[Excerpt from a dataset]
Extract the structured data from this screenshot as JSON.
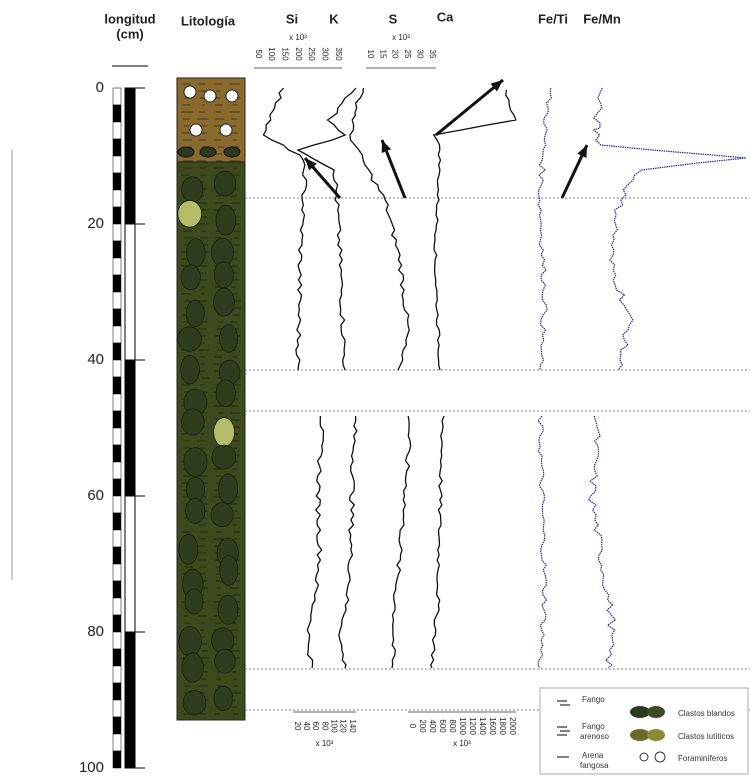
{
  "header": {
    "depth_title": [
      "longitud",
      "(cm)"
    ],
    "lithology_title": "Litología"
  },
  "depth_axis": {
    "range": [
      0,
      100
    ],
    "ticks": [
      0,
      20,
      40,
      60,
      80,
      100
    ]
  },
  "columns": [
    "Si",
    "K",
    "S",
    "Ca",
    "Fe/Ti",
    "Fe/Mn"
  ],
  "top_scales": {
    "si": {
      "unit": "x 10³",
      "ticks": [
        "50",
        "100",
        "150",
        "200",
        "250",
        "300",
        "350"
      ]
    },
    "s": {
      "unit": "x 10³",
      "ticks": [
        "10",
        "15",
        "20",
        "25",
        "30",
        "35"
      ]
    }
  },
  "bottom_scales": {
    "k": {
      "unit": "x 10³",
      "ticks": [
        "20",
        "40",
        "60",
        "80",
        "100",
        "120",
        "140"
      ]
    },
    "ca": {
      "unit": "x 10³",
      "ticks": [
        "0",
        "200",
        "400",
        "600",
        "800",
        "1000",
        "1200",
        "1400",
        "1600",
        "1800",
        "2000"
      ]
    }
  },
  "legend": {
    "fango": "Fango",
    "fango_arenoso": [
      "Fango",
      "arenoso"
    ],
    "arena_fangosa": [
      "Arena",
      "fangosa"
    ],
    "clastos_blandos": "Clastos blandos",
    "clastos_luticos": "Clastos lutíticos",
    "foraminiferos": "Foraminíferos"
  }
}
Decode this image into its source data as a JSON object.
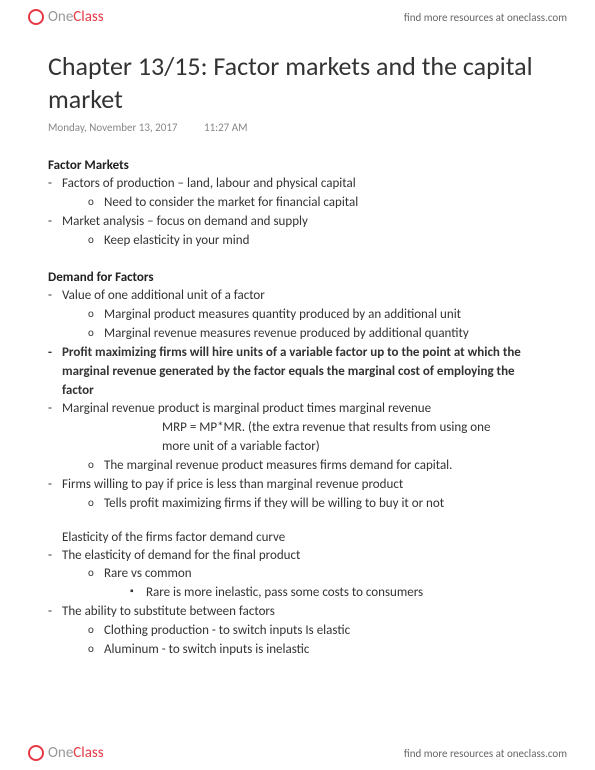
{
  "brand": {
    "one": "One",
    "class": "Class"
  },
  "header_link": "find more resources at oneclass.com",
  "title": "Chapter 13/15: Factor markets and the capital market",
  "meta": {
    "date": "Monday, November 13, 2017",
    "time": "11:27 AM"
  },
  "sections": {
    "factor_markets": {
      "heading": "Factor Markets",
      "b1": "Factors of production – land, labour and physical capital",
      "b1a": "Need to consider the market for financial capital",
      "b2": "Market analysis – focus on demand and supply",
      "b2a": "Keep elasticity in your mind"
    },
    "demand_factors": {
      "heading": "Demand for Factors",
      "b1": "Value of one additional unit of a factor",
      "b1a": "Marginal product measures quantity produced by an additional unit",
      "b1b": "Marginal revenue measures revenue produced by additional quantity",
      "b2": "Profit maximizing firms will hire units of a variable factor up to the point at which the marginal revenue generated by the factor equals the marginal cost of employing the factor",
      "b3": "Marginal revenue product is marginal product times marginal revenue",
      "b3line1": "MRP = MP*MR.   (the extra revenue that results from using one",
      "b3line2": "more unit of a variable factor)",
      "b3a": "The marginal revenue product measures firms demand for capital.",
      "b4": "Firms willing to pay if price is less than marginal revenue product",
      "b4a": "Tells profit maximizing firms if they will be willing to buy it or not"
    },
    "elasticity": {
      "heading": "Elasticity of the firms factor demand curve",
      "b1": "The elasticity of demand for the final product",
      "b1a": "Rare vs common",
      "b1a1": "Rare is more inelastic, pass some costs to consumers",
      "b2": "The ability to substitute between factors",
      "b2a": "Clothing production - to switch inputs Is elastic",
      "b2b": "Aluminum - to switch inputs is inelastic"
    }
  }
}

▶ **WRITTEN INSTRUCTION**: Each line that has the word "switch" should be copied.

▶ **SOLUTION BELOW**:
      "b2a": "Clothing production - to switch inputs Is elastic",
      "b2b": "Aluminum - to switch inputs is inelastic"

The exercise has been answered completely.